Would you quote the material below in full and unchanged?

_Data for the task_

---

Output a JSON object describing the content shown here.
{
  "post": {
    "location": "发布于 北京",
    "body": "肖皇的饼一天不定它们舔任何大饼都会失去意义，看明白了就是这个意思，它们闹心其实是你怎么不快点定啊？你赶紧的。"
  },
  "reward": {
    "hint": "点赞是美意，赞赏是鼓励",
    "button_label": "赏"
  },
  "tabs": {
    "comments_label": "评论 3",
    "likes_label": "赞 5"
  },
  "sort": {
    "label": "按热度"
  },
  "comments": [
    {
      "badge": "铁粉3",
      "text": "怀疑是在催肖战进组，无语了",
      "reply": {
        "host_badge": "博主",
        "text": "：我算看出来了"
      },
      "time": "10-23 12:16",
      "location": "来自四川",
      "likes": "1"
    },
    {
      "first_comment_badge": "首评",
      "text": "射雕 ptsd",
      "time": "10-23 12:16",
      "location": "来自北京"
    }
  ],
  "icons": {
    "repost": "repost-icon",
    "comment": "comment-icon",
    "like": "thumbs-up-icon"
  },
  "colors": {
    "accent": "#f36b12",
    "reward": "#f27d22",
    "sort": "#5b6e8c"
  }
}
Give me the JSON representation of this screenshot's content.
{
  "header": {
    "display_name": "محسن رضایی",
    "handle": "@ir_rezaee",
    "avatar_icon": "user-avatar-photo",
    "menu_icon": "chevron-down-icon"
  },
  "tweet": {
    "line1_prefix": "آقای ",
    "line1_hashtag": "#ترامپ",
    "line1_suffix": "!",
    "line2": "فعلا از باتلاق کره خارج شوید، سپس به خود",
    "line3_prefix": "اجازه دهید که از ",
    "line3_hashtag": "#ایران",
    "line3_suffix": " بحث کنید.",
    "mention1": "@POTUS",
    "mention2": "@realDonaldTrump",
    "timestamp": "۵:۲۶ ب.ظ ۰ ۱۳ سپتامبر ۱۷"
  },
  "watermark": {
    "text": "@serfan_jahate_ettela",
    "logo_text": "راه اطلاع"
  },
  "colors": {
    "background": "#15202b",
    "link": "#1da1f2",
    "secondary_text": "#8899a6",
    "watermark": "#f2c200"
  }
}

---

_Solution below_
Output a JSON object describing the content shown here.
{
  "post": {
    "location": "发布于 北京",
    "body": "肖皇的饼一天不定它们舔任何大饼都会失去意义，看明白了就是这个意思，它们闹心其实是你怎么不快点定啊？你赶紧的。"
  },
  "reward": {
    "hint": "点赞是美意，赞赏是鼓励",
    "button_label": "赏"
  },
  "tabs": {
    "comments_label": "评论 3",
    "likes_label": "赞 5"
  },
  "sort": {
    "label": "按热度"
  },
  "comments": [
    {
      "badge": "铁粉3",
      "text": "怀疑是在催肖战进组，无语了",
      "reply": {
        "host_badge": "博主",
        "text": "：我算看出来了"
      },
      "time": "10-23 12:16",
      "location": "来自四川",
      "likes": "1"
    },
    {
      "first_comment_badge": "首评",
      "text": "射雕 ptsd",
      "time": "10-23 12:16",
      "location": "来自北京"
    }
  ],
  "icons": {
    "repost": "repost-icon",
    "comment": "comment-icon",
    "like": "thumbs-up-icon"
  },
  "colors": {
    "accent": "#f36b12",
    "reward": "#f27d22",
    "sort": "#5b6e8c"
  }
}
Give me the JSON representation of this screenshot's content.
{
  "header": {
    "display_name": "محسن رضایی",
    "handle": "@ir_rezaee",
    "avatar_icon": "user-avatar-photo",
    "menu_icon": "chevron-down-icon"
  },
  "tweet": {
    "line1_prefix": "آقای ",
    "line1_hashtag": "#ترامپ",
    "line1_suffix": "!",
    "line2": "فعلا از باتلاق کره خارج شوید، سپس به خود",
    "line3_prefix": "اجازه دهید که از ",
    "line3_hashtag": "#ایران",
    "line3_suffix": " بحث کنید.",
    "mention1": "@POTUS",
    "mention2": "@realDonaldTrump",
    "timestamp": "۵:۲۶ ب.ظ ۰ ۱۳ سپتامبر ۱۷"
  },
  "watermark": {
    "text": "@serfan_jahate_ettela",
    "logo_text": "راه اطلاع"
  },
  "colors": {
    "background": "#15202b",
    "link": "#1da1f2",
    "secondary_text": "#8899a6",
    "watermark": "#f2c200"
  }
}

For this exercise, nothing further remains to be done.